■ The exercise:
Pull every "color" line out of the data below.

■ Task inputs:
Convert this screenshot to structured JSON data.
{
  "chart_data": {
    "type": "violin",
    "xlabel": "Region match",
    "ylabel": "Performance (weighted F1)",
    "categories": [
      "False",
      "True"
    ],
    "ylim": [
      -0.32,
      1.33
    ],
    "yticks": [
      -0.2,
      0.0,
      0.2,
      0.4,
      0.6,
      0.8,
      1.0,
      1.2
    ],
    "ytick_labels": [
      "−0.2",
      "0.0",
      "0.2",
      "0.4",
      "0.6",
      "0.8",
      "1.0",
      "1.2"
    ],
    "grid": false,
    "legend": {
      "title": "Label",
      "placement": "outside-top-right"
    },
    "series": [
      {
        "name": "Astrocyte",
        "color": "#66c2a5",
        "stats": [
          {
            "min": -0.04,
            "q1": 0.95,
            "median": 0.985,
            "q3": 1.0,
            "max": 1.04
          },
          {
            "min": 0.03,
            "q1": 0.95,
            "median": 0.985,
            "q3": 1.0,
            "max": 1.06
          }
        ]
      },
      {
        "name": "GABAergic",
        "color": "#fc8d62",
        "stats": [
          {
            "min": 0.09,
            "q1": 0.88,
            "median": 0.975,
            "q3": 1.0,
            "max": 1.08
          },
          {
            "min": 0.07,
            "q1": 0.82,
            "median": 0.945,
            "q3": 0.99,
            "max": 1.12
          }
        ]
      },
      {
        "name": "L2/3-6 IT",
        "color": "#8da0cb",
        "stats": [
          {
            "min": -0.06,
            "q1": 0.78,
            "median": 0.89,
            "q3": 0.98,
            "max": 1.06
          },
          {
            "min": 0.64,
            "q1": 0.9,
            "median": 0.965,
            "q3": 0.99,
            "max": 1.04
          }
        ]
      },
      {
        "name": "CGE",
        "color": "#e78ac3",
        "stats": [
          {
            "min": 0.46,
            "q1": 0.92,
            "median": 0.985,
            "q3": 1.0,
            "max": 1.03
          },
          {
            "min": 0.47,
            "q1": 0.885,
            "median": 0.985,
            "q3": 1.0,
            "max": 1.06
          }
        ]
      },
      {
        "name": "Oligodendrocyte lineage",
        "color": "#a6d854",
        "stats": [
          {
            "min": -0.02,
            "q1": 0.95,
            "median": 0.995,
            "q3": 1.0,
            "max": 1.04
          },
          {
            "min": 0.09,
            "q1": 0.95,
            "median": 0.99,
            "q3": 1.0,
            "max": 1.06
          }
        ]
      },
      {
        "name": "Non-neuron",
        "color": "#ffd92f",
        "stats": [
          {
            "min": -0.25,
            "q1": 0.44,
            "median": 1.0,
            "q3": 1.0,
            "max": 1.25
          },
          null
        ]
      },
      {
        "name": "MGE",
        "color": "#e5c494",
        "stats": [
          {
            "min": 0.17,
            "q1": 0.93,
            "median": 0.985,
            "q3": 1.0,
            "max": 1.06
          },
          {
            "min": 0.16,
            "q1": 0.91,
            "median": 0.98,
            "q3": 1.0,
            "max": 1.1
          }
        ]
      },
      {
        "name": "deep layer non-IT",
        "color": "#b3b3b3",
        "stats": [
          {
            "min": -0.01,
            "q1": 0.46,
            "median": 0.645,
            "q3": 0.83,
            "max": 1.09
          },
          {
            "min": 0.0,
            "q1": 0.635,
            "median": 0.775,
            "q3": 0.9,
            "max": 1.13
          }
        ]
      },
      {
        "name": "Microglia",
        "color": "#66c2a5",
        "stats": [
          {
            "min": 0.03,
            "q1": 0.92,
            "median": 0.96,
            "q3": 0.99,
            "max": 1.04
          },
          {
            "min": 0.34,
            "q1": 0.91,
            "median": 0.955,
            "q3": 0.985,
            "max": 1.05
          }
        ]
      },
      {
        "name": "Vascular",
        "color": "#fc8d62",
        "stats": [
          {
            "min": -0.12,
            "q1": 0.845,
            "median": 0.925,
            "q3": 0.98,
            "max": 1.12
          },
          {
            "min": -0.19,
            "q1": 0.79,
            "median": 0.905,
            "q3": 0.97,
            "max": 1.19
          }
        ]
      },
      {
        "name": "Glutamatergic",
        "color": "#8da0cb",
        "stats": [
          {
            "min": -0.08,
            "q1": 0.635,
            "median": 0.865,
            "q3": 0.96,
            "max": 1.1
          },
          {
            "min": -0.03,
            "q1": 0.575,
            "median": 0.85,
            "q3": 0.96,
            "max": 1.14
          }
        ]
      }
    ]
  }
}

■ Solution to this task:
        "color": "#66c2a5",
        "color": "#fc8d62",
        "color": "#8da0cb",
        "color": "#e78ac3",
        "color": "#a6d854",
        "color": "#ffd92f",
        "color": "#e5c494",
        "color": "#b3b3b3",
        "color": "#66c2a5",
        "color": "#fc8d62",
        "color": "#8da0cb",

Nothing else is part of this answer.